• 과제 내용: 아래 기록에서 "heading"라는 단어가 들어 있는 줄을 빠짐없이 찾아 원문 그대로 나열하세요.

* * *

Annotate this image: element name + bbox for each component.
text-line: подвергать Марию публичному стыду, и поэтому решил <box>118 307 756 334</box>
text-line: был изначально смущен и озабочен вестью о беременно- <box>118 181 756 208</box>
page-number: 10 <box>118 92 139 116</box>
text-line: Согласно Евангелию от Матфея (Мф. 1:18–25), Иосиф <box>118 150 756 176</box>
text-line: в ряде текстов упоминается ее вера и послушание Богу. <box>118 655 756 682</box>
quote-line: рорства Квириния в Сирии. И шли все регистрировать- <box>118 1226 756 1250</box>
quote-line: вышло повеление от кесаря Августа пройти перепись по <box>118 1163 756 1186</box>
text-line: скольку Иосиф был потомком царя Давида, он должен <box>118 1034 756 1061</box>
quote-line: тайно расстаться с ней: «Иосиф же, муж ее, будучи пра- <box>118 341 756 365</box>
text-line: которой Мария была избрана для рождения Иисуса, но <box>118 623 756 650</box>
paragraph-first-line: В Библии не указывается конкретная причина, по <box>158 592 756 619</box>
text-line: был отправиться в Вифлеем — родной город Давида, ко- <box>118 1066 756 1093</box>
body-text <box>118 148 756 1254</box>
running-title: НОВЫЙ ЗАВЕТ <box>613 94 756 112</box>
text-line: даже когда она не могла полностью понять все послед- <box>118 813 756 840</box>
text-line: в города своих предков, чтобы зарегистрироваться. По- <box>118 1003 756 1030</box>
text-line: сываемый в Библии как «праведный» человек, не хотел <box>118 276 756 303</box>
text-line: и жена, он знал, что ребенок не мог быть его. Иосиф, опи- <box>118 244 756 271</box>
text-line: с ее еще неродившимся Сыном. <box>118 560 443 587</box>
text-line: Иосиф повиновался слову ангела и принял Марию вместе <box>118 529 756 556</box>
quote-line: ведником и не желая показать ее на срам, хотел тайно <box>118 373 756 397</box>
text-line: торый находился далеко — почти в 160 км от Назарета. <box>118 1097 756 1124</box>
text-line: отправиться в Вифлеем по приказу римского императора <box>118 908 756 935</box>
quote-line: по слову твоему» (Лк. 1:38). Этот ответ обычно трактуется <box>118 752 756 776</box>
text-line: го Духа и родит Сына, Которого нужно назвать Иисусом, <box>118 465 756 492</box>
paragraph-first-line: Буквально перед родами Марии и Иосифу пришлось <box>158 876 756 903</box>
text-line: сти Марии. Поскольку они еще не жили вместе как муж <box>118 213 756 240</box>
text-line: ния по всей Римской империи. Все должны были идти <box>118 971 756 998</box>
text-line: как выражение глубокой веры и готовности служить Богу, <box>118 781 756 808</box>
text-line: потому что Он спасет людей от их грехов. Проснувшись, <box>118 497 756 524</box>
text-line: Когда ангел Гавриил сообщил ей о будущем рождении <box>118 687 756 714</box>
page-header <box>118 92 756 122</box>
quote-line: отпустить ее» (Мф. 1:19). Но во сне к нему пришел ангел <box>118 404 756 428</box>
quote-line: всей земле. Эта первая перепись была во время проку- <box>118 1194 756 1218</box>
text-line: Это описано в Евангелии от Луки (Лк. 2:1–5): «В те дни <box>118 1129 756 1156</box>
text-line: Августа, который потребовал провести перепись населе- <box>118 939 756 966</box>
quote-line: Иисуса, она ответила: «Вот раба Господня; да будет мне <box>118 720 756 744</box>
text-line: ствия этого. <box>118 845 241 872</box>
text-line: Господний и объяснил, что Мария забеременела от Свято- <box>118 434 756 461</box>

* * *

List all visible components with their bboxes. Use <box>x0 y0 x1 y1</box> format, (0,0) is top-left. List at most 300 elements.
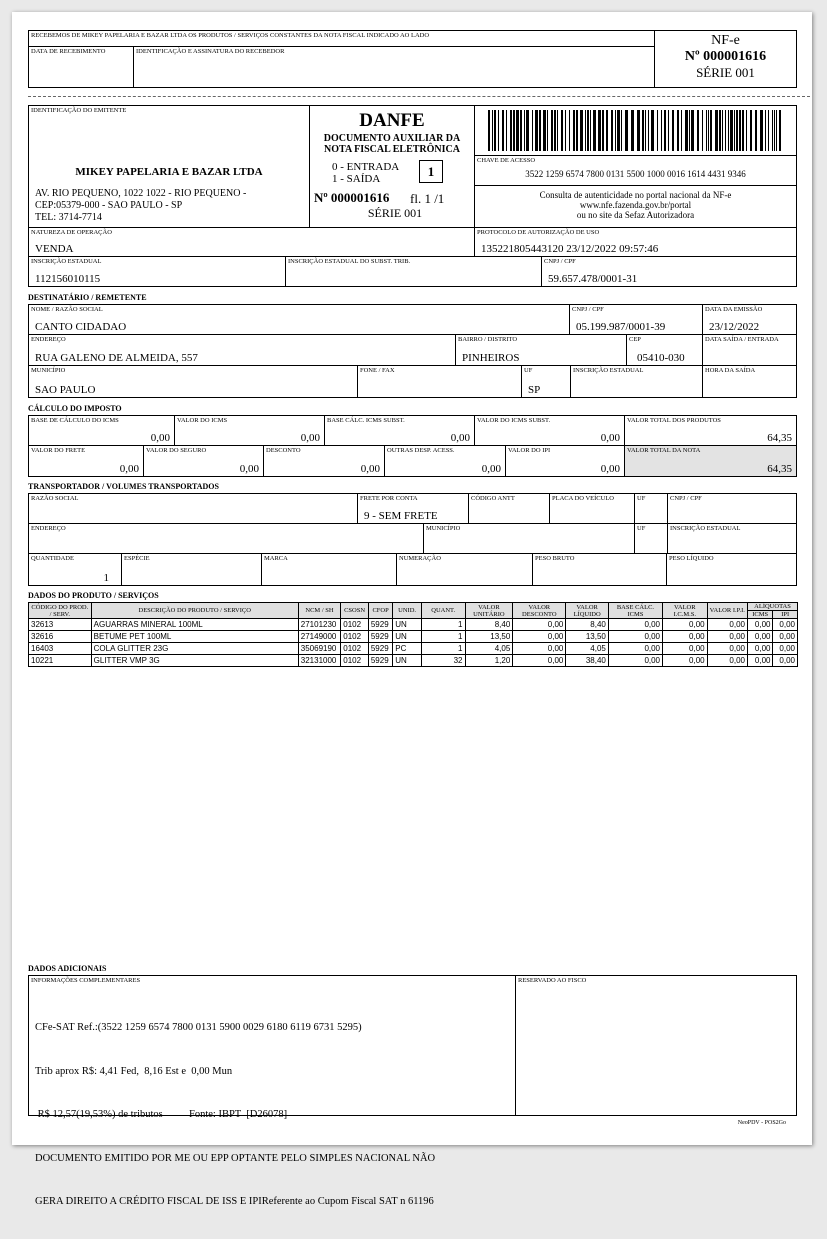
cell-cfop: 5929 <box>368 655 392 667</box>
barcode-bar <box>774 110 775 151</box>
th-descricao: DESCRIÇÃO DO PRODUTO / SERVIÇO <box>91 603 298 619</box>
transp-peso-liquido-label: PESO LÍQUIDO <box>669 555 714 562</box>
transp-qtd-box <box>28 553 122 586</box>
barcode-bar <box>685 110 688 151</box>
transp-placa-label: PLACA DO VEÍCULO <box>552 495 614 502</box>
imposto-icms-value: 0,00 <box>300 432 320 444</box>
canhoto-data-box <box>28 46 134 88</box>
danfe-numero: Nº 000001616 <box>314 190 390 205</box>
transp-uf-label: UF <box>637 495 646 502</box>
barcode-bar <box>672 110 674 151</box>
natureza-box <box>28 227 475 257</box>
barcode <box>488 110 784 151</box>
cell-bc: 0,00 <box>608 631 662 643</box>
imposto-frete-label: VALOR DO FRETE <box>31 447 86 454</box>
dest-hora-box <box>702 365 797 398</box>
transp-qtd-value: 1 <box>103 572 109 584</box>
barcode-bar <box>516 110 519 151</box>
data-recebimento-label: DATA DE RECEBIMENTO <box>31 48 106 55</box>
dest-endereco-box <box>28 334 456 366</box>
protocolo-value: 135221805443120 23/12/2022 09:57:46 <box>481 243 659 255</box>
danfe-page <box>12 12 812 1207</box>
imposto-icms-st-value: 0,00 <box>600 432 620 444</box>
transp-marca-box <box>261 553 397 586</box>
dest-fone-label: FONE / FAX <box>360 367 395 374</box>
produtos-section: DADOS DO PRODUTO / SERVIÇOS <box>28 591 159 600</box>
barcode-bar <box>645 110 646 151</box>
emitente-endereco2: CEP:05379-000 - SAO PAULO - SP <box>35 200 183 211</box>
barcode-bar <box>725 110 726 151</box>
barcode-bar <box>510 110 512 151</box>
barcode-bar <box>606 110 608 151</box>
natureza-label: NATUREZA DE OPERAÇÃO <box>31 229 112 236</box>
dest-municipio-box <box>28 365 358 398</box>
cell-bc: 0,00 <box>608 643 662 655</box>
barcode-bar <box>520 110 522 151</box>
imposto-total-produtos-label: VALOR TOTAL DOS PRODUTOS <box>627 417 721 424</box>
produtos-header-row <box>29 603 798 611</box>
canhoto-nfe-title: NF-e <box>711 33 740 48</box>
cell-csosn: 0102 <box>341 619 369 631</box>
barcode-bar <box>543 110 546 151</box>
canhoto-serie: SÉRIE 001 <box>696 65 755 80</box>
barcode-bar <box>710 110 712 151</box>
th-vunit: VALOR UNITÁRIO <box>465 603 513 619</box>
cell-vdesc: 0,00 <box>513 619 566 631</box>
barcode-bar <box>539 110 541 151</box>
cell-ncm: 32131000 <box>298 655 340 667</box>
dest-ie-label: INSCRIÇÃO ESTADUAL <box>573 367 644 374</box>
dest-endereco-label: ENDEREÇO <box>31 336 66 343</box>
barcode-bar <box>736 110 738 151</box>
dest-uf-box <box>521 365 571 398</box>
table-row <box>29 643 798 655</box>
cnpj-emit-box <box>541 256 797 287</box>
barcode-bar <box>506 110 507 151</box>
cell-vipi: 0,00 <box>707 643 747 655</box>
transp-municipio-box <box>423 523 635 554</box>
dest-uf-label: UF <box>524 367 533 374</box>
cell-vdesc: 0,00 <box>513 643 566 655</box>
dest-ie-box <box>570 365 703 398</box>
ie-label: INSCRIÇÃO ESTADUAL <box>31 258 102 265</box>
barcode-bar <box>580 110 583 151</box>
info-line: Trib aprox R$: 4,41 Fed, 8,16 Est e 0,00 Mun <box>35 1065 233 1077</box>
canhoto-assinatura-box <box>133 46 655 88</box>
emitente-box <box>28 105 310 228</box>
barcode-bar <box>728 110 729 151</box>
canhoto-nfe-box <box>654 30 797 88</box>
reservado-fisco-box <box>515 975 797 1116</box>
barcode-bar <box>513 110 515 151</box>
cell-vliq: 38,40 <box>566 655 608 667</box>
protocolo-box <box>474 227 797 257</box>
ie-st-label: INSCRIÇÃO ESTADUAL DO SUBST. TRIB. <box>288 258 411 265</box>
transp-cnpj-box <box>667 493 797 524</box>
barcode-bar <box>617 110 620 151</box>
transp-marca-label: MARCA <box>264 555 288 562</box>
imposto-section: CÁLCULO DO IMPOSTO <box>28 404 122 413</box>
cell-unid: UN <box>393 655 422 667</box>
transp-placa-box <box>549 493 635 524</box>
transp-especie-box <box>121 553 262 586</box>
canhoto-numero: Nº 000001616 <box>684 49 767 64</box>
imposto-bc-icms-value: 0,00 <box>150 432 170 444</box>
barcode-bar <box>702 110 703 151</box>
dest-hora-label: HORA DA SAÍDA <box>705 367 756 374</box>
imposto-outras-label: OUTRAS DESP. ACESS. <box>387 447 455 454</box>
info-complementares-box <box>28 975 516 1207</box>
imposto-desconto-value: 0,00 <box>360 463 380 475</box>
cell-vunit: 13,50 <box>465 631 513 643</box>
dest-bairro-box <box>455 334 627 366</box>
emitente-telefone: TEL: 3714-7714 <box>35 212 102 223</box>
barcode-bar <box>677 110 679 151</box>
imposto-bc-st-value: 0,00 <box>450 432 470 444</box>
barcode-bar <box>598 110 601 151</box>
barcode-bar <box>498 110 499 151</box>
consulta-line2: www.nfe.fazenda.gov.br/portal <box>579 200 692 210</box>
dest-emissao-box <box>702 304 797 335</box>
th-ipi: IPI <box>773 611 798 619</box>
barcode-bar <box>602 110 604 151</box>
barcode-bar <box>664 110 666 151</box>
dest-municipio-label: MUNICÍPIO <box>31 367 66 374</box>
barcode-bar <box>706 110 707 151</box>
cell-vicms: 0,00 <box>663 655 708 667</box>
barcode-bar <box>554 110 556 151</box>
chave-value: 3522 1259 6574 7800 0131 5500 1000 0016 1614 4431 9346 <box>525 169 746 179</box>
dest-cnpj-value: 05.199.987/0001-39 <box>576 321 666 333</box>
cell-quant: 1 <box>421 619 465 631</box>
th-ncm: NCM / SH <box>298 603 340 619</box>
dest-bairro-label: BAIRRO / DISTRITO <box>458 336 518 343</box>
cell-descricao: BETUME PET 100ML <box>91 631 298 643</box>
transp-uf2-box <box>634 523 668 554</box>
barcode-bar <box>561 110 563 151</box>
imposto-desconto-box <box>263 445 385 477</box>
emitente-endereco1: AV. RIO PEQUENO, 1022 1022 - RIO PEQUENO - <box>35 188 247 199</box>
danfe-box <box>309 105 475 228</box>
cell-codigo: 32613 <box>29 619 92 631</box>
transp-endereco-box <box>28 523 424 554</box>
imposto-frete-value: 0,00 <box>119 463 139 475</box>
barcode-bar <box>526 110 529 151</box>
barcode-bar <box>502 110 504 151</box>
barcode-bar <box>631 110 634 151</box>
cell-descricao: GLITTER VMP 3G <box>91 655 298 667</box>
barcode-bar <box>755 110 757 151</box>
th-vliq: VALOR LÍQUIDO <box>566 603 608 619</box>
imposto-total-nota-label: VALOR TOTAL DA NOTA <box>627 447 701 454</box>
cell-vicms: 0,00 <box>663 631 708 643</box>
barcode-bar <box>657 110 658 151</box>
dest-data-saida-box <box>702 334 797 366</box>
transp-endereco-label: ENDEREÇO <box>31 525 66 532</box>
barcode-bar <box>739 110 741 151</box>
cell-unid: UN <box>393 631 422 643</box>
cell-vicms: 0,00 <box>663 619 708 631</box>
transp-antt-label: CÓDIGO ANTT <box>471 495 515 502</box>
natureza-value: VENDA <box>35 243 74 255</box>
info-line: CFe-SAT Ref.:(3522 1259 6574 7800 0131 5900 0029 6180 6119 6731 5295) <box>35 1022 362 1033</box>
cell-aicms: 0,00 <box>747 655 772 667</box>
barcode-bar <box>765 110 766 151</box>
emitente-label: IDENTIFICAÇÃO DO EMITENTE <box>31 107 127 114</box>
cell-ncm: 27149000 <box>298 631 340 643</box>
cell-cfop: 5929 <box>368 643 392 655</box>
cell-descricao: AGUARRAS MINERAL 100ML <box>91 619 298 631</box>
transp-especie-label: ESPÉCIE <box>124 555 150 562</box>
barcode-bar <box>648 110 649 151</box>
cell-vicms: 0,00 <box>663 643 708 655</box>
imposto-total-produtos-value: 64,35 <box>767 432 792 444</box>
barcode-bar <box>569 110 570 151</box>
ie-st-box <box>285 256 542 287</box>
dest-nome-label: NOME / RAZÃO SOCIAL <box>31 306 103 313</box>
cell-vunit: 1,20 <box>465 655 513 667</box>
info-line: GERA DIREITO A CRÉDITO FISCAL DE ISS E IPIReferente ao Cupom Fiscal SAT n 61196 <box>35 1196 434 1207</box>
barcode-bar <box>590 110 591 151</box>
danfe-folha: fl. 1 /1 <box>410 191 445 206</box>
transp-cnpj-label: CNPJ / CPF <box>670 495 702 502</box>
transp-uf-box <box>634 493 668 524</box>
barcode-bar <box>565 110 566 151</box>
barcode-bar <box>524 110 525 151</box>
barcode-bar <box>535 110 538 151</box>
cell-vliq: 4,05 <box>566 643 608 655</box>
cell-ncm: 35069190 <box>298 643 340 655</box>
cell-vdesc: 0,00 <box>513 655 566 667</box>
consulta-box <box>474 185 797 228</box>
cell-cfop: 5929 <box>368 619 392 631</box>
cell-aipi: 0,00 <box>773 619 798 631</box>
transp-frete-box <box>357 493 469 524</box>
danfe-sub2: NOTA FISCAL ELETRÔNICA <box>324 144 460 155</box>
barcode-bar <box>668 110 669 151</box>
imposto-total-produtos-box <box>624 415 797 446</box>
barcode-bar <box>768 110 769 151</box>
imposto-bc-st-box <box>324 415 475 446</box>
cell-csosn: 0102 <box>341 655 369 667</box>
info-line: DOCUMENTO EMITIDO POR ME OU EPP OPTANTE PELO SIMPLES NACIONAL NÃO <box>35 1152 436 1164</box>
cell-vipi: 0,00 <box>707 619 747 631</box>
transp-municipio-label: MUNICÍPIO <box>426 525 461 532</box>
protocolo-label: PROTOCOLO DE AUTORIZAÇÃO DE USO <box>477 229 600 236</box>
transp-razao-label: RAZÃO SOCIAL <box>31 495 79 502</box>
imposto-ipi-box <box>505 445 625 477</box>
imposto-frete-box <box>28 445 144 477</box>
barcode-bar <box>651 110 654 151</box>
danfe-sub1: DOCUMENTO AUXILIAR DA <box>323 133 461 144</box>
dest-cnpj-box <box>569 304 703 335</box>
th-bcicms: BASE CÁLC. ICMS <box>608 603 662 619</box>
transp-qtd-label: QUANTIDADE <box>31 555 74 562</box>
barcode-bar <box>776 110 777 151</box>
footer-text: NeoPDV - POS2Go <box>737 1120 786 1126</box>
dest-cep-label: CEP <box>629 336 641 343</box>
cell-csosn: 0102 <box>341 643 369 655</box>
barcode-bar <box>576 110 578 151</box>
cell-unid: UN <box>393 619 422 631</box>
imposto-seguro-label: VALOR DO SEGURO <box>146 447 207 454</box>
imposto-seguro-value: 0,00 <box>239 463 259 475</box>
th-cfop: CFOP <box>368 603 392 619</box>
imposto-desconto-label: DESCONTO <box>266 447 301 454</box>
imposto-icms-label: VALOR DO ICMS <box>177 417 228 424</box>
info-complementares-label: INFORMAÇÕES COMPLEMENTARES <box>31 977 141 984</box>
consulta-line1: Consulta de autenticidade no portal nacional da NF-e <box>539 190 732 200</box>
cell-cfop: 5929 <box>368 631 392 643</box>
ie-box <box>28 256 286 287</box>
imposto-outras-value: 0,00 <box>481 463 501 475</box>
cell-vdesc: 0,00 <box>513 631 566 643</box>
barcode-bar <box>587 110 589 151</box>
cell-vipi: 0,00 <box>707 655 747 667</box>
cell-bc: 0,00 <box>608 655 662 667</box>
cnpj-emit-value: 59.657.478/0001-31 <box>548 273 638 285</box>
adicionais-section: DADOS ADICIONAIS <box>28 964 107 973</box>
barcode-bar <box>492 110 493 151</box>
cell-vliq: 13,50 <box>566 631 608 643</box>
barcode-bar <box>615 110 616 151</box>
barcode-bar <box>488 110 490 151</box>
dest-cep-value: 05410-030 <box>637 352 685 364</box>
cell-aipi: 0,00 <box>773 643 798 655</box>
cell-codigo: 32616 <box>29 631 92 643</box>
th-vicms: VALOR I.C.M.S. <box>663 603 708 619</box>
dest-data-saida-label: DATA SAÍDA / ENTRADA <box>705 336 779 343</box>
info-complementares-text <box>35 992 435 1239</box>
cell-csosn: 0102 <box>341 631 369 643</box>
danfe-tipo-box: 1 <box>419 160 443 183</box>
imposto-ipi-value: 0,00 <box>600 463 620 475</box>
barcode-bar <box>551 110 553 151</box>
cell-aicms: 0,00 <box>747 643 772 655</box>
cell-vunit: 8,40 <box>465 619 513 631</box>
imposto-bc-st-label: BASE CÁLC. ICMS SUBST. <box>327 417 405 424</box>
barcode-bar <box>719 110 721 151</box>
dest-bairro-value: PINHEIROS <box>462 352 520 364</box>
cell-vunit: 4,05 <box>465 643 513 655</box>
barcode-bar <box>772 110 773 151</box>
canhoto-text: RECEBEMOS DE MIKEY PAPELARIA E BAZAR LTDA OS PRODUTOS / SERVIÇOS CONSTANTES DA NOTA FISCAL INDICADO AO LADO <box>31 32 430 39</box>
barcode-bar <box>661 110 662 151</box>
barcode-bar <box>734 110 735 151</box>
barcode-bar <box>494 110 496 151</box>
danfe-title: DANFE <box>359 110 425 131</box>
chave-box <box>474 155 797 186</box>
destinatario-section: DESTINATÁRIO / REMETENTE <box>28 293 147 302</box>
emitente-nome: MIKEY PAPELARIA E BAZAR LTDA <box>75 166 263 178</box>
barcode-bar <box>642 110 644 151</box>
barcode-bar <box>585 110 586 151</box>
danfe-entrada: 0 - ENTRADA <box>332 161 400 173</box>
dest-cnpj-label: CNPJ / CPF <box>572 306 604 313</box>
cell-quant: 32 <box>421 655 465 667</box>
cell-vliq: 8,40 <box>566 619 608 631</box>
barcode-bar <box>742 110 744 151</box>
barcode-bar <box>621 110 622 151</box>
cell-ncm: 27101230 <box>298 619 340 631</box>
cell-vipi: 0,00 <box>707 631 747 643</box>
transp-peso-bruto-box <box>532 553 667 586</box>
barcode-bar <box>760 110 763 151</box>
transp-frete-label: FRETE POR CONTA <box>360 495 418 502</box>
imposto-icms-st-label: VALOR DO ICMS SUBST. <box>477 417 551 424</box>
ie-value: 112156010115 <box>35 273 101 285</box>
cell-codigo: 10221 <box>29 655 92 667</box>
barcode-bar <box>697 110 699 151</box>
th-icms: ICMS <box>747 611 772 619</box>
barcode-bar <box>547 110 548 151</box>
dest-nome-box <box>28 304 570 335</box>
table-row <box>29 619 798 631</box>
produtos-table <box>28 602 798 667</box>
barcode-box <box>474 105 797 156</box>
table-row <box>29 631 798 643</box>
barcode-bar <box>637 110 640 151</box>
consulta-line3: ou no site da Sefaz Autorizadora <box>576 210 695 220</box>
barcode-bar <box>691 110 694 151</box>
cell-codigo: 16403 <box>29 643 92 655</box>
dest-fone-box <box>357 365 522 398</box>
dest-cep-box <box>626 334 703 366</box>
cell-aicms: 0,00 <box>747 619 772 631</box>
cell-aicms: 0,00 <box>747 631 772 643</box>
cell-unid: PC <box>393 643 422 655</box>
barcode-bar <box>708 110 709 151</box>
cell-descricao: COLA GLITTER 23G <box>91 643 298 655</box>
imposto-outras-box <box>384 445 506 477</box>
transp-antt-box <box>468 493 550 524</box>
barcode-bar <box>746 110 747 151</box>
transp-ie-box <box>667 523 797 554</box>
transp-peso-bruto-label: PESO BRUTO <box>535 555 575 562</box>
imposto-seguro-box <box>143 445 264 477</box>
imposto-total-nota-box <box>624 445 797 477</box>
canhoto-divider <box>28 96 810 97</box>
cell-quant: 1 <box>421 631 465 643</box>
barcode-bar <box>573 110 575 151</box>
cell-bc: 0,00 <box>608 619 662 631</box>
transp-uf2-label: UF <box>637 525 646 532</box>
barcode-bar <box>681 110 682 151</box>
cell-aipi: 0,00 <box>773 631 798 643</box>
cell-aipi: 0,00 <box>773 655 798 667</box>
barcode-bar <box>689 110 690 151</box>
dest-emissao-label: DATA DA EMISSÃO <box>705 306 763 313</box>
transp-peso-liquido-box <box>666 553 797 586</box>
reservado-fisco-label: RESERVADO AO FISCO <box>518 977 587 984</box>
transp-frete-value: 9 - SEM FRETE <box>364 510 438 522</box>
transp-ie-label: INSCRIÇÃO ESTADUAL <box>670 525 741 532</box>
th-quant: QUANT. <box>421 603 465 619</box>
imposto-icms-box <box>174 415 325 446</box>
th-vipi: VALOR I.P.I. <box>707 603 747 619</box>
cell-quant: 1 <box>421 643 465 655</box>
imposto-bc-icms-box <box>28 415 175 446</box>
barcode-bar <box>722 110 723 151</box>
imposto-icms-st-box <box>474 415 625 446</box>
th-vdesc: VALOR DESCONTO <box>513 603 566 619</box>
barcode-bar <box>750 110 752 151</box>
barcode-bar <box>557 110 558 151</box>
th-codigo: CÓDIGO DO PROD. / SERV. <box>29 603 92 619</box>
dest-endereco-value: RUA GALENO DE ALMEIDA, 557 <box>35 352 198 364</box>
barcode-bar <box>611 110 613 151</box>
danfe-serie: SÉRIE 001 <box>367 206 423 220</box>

* * *

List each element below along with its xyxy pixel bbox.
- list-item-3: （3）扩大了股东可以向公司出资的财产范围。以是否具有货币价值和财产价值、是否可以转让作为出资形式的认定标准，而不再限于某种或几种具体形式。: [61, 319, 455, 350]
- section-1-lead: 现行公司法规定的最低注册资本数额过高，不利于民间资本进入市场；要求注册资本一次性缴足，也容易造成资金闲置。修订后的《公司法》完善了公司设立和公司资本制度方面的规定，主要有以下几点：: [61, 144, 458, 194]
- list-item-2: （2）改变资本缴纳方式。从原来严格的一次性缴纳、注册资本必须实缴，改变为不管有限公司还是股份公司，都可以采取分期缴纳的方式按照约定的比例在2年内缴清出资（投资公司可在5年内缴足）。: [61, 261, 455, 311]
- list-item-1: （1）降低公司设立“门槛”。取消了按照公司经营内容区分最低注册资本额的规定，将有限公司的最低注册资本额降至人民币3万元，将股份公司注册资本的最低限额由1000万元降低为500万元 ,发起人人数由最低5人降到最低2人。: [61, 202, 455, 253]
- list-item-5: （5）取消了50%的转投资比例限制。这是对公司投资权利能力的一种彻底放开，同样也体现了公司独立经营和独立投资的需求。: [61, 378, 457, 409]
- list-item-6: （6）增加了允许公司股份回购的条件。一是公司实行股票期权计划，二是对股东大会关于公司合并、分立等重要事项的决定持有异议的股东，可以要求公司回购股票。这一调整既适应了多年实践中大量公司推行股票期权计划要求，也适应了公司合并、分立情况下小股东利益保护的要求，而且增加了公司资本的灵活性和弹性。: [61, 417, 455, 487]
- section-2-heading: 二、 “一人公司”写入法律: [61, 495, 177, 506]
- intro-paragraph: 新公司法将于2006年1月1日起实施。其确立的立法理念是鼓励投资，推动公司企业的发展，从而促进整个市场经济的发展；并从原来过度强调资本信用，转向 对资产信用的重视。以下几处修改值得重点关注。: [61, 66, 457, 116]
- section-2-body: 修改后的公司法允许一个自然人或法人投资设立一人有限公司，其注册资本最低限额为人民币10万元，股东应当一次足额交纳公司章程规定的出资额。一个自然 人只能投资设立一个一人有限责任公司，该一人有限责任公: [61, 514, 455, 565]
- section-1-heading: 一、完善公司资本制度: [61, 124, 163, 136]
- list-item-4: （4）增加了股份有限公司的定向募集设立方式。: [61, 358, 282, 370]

* * *

• 문제 풀이:
- section-2-heading: 二、 “一人公司”写入法律: [61, 495, 177, 506]
- section-1-heading: 一、完善公司资本制度: [61, 124, 163, 136]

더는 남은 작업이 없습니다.